Problem description
Continue the article on branded hashtags, picking up right after its last sentence.

[[ Source document, beginning ]]

Where to Place Your Branded Hashtags

Your branded hashtag should not live only in post captions. Per The Marketing GP (TMGP Team), place it:

  • Social media bio and about sections — every platform you are active on
  • Email signature — every outgoing email is a real opportunity
  • Business cards and printed materials
  • Website footer, blog posts, and landing pages
  • Throughout captions — not just at the end

Community vs. Followers: Gary Vaynerchuk makes a critical distinction: followers are not the same as community. A brand with 10,000 followers and 187 engaged people is weaker than a brand with 3,000 followers, where 2,000 actively care. Branded hashtags build community — not just audience numbers.

Frequently Asked Questions

What is the 3 hashtag rule?

The 3 hashtag rule is a social media guideline suggesting that using 3 highly relevant hashtags per post produces better engagement than using many generic ones. It is particularly referenced for LinkedIn, where the platform’s professional algorithm responds best to 1–3 focused hashtags. The rule prioritizes quality and relevance over volume. A post with 3 perfectly targeted hashtags consistently outperforms one with 20 random tags — because the algorithm can accurately categorize the content and serve it to the right audience.

[[ Source document, end ]]
[[ Data to examine, beginning ]]

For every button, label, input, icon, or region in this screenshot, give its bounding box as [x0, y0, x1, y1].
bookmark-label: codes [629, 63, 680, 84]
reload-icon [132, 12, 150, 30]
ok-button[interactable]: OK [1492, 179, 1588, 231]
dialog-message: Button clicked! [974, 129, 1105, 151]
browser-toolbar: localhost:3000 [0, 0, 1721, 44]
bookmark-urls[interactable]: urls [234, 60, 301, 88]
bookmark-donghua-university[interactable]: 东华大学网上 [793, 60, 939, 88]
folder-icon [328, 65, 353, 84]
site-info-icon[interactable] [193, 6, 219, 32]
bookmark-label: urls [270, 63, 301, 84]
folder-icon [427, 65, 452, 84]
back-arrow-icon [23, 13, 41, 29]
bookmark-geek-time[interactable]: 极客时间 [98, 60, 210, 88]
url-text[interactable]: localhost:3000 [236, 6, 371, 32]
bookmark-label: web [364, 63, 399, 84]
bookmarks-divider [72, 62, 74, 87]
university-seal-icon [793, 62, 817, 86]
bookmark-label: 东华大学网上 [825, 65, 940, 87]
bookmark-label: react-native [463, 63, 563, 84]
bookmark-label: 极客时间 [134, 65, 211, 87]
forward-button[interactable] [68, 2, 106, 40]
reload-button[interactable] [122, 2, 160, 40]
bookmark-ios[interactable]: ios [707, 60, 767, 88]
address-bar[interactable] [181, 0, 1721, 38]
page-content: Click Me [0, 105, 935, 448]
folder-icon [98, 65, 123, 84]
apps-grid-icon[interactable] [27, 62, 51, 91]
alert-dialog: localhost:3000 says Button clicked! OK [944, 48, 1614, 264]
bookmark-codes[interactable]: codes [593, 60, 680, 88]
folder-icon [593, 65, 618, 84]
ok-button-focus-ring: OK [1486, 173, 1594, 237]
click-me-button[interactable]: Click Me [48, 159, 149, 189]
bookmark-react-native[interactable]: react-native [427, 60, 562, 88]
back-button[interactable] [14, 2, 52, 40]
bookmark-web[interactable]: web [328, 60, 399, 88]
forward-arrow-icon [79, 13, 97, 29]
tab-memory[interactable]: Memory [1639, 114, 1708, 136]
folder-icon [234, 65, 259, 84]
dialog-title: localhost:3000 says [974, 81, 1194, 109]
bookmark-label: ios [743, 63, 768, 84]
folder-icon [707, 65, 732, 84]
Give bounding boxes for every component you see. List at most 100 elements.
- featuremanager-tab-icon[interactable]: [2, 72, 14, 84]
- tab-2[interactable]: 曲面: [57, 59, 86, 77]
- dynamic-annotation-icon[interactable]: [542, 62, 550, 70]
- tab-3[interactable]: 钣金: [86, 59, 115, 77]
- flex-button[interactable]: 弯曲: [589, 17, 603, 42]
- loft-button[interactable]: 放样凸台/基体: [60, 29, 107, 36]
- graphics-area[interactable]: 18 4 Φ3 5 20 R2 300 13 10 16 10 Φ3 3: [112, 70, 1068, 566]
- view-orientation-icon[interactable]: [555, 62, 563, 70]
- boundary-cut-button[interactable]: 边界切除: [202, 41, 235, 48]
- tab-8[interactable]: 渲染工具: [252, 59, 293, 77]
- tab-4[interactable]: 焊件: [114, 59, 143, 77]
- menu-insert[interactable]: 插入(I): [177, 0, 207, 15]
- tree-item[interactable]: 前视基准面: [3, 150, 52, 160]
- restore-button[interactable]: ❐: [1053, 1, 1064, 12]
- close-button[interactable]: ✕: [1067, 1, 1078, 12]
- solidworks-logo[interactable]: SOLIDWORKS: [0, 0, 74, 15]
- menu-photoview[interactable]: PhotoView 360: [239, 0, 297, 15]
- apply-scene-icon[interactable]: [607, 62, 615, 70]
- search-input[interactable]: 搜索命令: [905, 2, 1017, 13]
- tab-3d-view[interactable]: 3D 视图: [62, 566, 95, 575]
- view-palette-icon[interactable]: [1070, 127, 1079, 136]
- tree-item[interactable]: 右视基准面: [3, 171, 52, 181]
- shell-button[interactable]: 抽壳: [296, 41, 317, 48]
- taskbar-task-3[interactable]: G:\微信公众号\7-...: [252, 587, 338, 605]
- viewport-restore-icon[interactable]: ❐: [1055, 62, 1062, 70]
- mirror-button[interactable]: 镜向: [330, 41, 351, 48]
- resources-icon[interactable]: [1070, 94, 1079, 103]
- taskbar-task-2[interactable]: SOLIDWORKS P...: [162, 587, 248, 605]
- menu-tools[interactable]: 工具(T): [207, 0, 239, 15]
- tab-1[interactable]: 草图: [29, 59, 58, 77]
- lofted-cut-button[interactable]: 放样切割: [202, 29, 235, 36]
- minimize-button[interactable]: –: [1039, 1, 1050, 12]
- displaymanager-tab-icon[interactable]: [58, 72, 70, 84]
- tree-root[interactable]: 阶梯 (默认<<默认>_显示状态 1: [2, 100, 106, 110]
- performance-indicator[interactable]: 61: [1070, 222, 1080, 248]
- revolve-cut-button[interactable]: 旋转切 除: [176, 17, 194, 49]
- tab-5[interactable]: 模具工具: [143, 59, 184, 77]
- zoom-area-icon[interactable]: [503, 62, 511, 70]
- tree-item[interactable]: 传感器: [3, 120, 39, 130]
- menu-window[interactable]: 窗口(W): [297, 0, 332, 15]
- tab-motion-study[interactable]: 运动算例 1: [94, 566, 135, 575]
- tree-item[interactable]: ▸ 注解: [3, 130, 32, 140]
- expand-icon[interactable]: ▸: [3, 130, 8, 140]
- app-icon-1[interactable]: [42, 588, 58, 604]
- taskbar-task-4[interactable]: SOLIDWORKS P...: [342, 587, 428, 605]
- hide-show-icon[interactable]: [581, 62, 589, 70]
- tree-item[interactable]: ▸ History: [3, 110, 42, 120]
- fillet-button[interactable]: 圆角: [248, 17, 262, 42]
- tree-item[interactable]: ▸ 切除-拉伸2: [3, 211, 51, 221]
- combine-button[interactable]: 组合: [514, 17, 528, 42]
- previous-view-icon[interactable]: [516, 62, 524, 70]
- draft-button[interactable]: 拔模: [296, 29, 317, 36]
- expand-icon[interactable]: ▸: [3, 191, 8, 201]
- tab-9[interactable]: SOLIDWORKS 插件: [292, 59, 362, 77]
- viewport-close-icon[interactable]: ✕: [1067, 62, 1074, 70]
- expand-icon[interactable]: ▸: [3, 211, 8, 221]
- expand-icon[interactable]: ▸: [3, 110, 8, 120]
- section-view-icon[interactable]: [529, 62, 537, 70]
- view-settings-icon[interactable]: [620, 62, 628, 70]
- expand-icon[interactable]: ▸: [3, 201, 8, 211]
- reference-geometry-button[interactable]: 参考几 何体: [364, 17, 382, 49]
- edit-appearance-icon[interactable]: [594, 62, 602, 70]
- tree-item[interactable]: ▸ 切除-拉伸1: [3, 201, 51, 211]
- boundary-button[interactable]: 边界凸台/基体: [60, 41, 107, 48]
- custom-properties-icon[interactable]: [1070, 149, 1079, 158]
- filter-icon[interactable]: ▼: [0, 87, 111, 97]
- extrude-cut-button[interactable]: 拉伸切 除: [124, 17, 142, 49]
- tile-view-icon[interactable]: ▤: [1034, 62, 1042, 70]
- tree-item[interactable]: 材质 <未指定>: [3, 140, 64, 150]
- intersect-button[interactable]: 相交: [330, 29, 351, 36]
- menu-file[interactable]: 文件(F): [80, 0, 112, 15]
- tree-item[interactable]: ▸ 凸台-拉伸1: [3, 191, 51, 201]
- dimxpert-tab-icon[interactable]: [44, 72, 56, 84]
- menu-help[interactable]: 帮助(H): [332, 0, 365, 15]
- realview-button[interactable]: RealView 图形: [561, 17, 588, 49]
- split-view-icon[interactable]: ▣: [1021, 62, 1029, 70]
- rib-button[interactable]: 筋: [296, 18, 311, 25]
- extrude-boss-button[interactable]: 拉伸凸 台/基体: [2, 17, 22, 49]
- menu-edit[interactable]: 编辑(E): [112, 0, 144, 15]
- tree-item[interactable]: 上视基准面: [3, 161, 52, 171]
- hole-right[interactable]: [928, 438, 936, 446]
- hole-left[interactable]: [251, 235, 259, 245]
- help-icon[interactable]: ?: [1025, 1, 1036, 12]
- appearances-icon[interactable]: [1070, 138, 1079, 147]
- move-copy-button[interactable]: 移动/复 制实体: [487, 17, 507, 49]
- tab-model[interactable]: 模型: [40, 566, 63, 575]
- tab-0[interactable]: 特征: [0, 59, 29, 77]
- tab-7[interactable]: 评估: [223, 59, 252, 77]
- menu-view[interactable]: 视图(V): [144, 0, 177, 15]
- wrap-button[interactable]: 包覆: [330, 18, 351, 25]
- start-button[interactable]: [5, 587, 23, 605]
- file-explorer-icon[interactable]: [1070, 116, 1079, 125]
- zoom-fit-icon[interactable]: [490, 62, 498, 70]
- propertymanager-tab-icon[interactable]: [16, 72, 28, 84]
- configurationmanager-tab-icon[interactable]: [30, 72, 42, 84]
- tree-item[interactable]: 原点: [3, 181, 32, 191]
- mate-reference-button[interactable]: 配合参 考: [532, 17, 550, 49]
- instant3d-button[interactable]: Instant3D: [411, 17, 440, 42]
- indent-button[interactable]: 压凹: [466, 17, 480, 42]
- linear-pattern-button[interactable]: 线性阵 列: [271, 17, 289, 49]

[[ Data to examine, end ]]

Response to the exercise
How to successfully use hashtags?

To successfully use hashtags: (1) Make your account public — private accounts’ hashtags are invisible. (2) Research your tags using tools like Hashtagify, Keyhole, or Sprout Social. (3) Use the three-tier mix: broad + niche + branded. (4) Use platform-appropriate counts — 1–2 for Twitter/X, 3–5 for Instagram and TikTok, 1–3 for LinkedIn. (5) Use CamelCase formatting for readability. (6) Rotate your hashtag sets — never repeat the same block across every post. (7) Engage with your hashtag communities via the $1.80 strategy.

What is the correct way to write a hashtag?

The correct way to write a hashtag: type the # symbol immediately followed by your word or phrase — no space between # and the first letter. Use CamelCase for multi-word hashtags (#SocialMediaMarketing). Never include spaces, punctuation, or special characters — they break the tag. Numbers are acceptable (#Top10Tips). Shorter hashtags are generally more discoverable and less prone to spelling errors. Per the Marketing GP, always capitalize each word for readability and screen reader accessibility

What is the 5 hashtag rule?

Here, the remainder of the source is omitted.